## TASK TO COMPLETE
Give the entries again exactly, every one of them.

▬▬▬▬▬▬

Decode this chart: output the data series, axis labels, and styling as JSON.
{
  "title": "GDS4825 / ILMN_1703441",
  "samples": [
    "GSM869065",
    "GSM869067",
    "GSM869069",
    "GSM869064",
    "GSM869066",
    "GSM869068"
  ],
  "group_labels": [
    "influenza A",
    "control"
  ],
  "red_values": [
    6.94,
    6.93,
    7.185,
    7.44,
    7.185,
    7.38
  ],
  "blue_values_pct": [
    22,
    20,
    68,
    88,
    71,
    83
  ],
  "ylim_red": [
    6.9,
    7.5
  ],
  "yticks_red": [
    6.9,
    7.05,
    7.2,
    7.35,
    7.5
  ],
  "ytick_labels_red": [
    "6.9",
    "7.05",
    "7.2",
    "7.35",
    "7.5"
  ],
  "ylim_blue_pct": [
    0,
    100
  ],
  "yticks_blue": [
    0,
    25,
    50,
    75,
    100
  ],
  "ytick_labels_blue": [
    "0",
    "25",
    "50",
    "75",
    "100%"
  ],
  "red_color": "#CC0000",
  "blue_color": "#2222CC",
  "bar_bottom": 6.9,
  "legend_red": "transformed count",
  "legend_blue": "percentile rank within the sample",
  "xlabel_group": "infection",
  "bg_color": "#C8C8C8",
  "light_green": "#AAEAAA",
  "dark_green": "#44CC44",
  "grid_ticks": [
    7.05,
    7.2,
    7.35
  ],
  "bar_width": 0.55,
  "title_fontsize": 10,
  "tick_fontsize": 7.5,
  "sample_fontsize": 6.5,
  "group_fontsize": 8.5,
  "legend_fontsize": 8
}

▬▬▬▬▬▬

## RESULT OF THIS TASK
Decode this chart: output the data series, axis labels, and styling as JSON.
{
  "title": "GDS4825 / ILMN_1703441",
  "samples": [
    "GSM869065",
    "GSM869067",
    "GSM869069",
    "GSM869064",
    "GSM869066",
    "GSM869068"
  ],
  "group_labels": [
    "influenza A",
    "control"
  ],
  "red_values": [
    6.94,
    6.93,
    7.185,
    7.44,
    7.185,
    7.38
  ],
  "blue_values_pct": [
    22,
    20,
    68,
    88,
    71,
    83
  ],
  "ylim_red": [
    6.9,
    7.5
  ],
  "yticks_red": [
    6.9,
    7.05,
    7.2,
    7.35,
    7.5
  ],
  "ytick_labels_red": [
    "6.9",
    "7.05",
    "7.2",
    "7.35",
    "7.5"
  ],
  "ylim_blue_pct": [
    0,
    100
  ],
  "yticks_blue": [
    0,
    25,
    50,
    75,
    100
  ],
  "ytick_labels_blue": [
    "0",
    "25",
    "50",
    "75",
    "100%"
  ],
  "red_color": "#CC0000",
  "blue_color": "#2222CC",
  "bar_bottom": 6.9,
  "legend_red": "transformed count",
  "legend_blue": "percentile rank within the sample",
  "xlabel_group": "infection",
  "bg_color": "#C8C8C8",
  "light_green": "#AAEAAA",
  "dark_green": "#44CC44",
  "grid_ticks": [
    7.05,
    7.2,
    7.35
  ],
  "bar_width": 0.55,
  "title_fontsize": 10,
  "tick_fontsize": 7.5,
  "sample_fontsize": 6.5,
  "group_fontsize": 8.5,
  "legend_fontsize": 8
}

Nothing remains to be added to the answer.